Exercise instructions => From the line containing "Parse this chart and return its data as JSON." through the last line of the entries below, repeat each line word for word and leave out the rest.

-- START OF Input material --

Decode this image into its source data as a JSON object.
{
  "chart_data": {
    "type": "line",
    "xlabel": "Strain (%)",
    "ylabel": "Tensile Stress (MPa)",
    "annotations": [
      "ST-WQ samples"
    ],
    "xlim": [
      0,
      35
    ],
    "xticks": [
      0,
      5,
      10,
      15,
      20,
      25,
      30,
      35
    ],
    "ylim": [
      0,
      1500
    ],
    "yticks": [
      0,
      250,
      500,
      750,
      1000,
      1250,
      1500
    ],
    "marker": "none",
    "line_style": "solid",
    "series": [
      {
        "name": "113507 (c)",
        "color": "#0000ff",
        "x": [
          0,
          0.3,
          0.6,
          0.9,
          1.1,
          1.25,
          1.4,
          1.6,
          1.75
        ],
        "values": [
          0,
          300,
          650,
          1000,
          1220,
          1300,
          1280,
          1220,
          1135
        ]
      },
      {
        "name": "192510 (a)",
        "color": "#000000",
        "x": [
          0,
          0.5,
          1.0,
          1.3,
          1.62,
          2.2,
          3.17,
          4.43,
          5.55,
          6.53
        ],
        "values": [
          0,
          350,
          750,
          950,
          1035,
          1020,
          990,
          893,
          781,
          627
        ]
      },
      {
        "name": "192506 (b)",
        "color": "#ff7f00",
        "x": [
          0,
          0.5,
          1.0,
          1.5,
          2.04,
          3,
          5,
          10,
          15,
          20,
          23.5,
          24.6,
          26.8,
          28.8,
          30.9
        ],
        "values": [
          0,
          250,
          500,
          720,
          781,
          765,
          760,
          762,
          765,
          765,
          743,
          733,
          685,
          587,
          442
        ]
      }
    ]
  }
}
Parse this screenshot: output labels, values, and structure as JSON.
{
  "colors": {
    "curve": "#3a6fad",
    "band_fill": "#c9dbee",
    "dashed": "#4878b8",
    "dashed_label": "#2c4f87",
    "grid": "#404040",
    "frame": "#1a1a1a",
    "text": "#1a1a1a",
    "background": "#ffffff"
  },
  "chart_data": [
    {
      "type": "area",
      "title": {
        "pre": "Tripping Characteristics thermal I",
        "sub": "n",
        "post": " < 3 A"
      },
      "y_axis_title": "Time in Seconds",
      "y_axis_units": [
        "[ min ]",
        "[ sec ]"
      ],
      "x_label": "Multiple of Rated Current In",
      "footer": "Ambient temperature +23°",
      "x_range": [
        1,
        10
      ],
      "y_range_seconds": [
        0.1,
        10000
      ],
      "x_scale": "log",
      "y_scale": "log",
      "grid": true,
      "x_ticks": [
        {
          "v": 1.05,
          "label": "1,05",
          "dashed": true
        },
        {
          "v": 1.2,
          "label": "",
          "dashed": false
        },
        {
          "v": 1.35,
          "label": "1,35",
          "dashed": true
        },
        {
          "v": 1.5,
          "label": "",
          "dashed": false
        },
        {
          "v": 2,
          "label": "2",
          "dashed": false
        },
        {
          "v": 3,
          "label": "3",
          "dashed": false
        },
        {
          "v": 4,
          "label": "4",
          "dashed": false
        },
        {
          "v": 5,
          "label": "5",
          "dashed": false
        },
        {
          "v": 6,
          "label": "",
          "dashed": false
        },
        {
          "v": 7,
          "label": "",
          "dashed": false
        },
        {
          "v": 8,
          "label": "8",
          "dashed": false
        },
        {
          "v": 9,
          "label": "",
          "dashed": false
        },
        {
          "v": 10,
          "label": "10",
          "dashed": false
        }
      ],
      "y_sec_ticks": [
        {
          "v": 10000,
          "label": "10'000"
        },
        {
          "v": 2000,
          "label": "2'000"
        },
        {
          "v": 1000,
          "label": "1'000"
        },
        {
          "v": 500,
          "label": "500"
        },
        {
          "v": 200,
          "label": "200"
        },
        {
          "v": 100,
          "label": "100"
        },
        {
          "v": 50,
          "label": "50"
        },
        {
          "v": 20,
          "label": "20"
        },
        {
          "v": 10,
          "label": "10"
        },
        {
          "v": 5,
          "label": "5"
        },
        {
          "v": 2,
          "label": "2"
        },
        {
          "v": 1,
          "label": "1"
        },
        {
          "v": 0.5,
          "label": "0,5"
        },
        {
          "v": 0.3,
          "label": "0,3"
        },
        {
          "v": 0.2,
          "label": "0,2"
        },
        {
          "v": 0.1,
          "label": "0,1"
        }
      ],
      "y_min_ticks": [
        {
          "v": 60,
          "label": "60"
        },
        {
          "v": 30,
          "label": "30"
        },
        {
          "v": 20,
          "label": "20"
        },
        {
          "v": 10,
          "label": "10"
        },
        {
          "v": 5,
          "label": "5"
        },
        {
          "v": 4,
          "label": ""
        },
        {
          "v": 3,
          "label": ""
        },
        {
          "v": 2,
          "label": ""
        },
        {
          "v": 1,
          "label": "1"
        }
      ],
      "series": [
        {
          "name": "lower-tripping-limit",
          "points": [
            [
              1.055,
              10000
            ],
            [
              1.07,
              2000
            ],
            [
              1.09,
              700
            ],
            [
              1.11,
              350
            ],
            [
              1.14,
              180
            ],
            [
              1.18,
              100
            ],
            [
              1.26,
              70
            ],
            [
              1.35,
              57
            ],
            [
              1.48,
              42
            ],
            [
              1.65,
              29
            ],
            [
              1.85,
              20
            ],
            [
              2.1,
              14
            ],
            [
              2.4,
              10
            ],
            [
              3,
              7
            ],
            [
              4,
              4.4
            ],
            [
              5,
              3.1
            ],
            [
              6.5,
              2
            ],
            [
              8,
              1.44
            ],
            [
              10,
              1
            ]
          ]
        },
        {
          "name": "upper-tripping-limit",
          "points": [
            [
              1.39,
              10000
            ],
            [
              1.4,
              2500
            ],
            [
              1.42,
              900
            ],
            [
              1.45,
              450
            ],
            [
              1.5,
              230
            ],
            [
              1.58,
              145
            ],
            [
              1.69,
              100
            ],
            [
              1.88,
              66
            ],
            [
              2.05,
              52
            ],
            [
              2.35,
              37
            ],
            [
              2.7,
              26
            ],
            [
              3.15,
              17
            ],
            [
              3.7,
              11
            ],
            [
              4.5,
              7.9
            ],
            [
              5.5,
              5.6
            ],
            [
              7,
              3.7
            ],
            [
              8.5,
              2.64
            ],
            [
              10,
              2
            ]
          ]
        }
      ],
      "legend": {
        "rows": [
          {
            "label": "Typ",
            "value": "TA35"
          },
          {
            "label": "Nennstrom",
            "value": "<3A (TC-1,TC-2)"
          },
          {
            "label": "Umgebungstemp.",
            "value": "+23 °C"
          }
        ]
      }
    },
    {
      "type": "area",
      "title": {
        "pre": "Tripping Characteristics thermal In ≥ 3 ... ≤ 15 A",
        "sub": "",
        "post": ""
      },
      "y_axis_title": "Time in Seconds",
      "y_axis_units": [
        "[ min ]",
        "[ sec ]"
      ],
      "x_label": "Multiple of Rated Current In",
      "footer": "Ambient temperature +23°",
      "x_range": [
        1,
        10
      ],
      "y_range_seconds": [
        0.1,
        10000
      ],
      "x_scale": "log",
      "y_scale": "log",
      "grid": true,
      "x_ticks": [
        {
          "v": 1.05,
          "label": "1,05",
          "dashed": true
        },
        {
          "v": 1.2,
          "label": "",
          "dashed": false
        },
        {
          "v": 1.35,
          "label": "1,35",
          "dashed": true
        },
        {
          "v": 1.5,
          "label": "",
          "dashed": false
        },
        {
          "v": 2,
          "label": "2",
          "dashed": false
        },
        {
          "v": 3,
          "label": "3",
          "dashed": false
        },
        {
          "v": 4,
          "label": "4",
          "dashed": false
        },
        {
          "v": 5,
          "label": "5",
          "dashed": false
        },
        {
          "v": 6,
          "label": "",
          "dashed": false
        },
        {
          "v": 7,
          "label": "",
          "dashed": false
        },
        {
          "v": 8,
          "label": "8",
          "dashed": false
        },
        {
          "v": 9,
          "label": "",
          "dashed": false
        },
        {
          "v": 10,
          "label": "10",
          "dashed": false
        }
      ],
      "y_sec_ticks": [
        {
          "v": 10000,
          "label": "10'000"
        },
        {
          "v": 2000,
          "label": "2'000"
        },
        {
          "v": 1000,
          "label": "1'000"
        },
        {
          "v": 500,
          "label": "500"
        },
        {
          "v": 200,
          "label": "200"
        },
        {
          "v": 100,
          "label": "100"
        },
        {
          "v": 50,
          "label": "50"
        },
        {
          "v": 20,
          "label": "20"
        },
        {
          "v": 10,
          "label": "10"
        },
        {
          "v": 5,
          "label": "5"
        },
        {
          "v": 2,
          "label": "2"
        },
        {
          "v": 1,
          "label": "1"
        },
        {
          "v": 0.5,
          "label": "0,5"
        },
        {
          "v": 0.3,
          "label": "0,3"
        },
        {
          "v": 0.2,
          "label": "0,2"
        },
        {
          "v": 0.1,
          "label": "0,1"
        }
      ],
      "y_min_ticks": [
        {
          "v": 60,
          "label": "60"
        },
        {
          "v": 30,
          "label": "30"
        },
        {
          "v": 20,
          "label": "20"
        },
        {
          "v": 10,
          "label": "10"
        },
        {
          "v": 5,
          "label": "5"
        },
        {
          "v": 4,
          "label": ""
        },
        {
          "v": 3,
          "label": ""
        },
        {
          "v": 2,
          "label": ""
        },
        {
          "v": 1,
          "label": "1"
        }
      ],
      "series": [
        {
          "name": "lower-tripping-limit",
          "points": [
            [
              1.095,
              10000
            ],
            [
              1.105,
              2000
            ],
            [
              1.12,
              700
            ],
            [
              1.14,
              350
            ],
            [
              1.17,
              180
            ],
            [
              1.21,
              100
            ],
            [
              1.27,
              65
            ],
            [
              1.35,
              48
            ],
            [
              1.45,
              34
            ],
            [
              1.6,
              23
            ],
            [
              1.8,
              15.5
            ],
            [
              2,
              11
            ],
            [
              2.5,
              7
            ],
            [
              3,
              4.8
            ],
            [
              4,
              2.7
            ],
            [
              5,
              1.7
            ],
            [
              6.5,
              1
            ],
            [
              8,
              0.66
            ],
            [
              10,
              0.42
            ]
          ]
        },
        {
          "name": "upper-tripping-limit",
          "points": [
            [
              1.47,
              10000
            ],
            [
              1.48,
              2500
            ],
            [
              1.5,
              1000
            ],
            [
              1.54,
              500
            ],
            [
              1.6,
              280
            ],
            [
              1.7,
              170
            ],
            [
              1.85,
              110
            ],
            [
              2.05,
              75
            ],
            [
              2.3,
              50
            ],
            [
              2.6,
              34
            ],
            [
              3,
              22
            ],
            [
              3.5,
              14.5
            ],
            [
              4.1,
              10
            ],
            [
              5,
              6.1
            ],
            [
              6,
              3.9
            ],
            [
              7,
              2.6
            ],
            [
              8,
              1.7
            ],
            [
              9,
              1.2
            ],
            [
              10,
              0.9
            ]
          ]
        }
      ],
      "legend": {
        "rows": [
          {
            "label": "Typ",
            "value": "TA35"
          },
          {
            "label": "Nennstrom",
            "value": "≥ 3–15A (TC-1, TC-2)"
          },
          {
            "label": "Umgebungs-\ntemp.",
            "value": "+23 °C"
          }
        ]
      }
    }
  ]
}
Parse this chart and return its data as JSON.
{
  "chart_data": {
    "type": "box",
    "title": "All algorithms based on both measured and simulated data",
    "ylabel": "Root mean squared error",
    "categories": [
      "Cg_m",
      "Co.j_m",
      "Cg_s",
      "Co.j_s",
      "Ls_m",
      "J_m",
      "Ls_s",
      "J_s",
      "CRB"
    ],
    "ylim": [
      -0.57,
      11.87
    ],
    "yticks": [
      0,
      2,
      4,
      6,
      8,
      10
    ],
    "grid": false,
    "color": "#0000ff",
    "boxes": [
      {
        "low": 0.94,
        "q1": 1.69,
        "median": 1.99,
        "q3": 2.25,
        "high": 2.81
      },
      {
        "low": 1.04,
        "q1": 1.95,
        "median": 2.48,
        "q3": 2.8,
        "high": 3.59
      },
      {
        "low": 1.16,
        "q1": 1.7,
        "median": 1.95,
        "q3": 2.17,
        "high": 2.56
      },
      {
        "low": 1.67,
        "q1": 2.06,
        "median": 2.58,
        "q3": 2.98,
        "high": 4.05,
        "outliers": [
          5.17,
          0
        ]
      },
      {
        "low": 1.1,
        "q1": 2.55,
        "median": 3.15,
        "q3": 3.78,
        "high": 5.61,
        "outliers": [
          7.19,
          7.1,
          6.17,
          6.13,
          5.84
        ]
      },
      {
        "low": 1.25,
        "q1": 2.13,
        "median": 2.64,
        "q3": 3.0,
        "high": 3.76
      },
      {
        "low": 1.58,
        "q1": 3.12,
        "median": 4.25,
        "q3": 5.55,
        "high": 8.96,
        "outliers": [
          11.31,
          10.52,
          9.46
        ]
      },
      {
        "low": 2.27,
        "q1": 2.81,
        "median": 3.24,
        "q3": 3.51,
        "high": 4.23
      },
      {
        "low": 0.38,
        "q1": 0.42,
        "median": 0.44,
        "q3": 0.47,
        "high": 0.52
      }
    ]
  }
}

-- END OF Input material --

Exercise solution =>
Parse this chart and return its data as JSON.
{
  "chart_data": {
    "type": "box",
    "title": "All algorithms based on both measured and simulated data",
    "ylabel": "Root mean squared error",
    "categories": [
      "Cg_m",
      "Co.j_m",
      "Cg_s",
      "Co.j_s",
      "Ls_m",
      "J_m",
      "Ls_s",
      "J_s",
      "CRB"
    ],
    "ylim": [
      -0.57,
      11.87
    ],
    "yticks": [
      0,
      2,
      4,
      6,
      8,
      10
    ],
    "grid": false,
    "color": "#0000ff",
    "boxes": [
      {
        "low": 0.94,
        "q1": 1.69,
        "median": 1.99,
        "q3": 2.25,
        "high": 2.81
      },
      {
        "low": 1.04,
        "q1": 1.95,
        "median": 2.48,
        "q3": 2.8,
        "high": 3.59
      },
      {
        "low": 1.16,
        "q1": 1.7,
        "median": 1.95,
        "q3": 2.17,
        "high": 2.56
      },
      {
        "low": 1.67,
        "q1": 2.06,
        "median": 2.58,
        "q3": 2.98,
        "high": 4.05,
        "outliers": [
          5.17,
          0
        ]
      },
      {
        "low": 1.1,
        "q1": 2.55,
        "median": 3.15,
        "q3": 3.78,
        "high": 5.61,
        "outliers": [
          7.19,
          7.1,
          6.17,
          6.13,
          5.84
        ]
      },
      {
        "low": 1.25,
        "q1": 2.13,
        "median": 2.64,
        "q3": 3.0,
        "high": 3.76
      },
      {
        "low": 1.58,
        "q1": 3.12,
        "median": 4.25,
        "q3": 5.55,
        "high": 8.96,
        "outliers": [
          11.31,
          10.52,
          9.46
        ]
      },
      {
        "low": 2.27,
        "q1": 2.81,
        "median": 3.24,
        "q3": 3.51,
        "high": 4.23
      },
      {
        "low": 0.38,
        "q1": 0.42,
        "median": 0.44,
        "q3": 0.47,
        "high": 0.52
      }
    ]
  }
}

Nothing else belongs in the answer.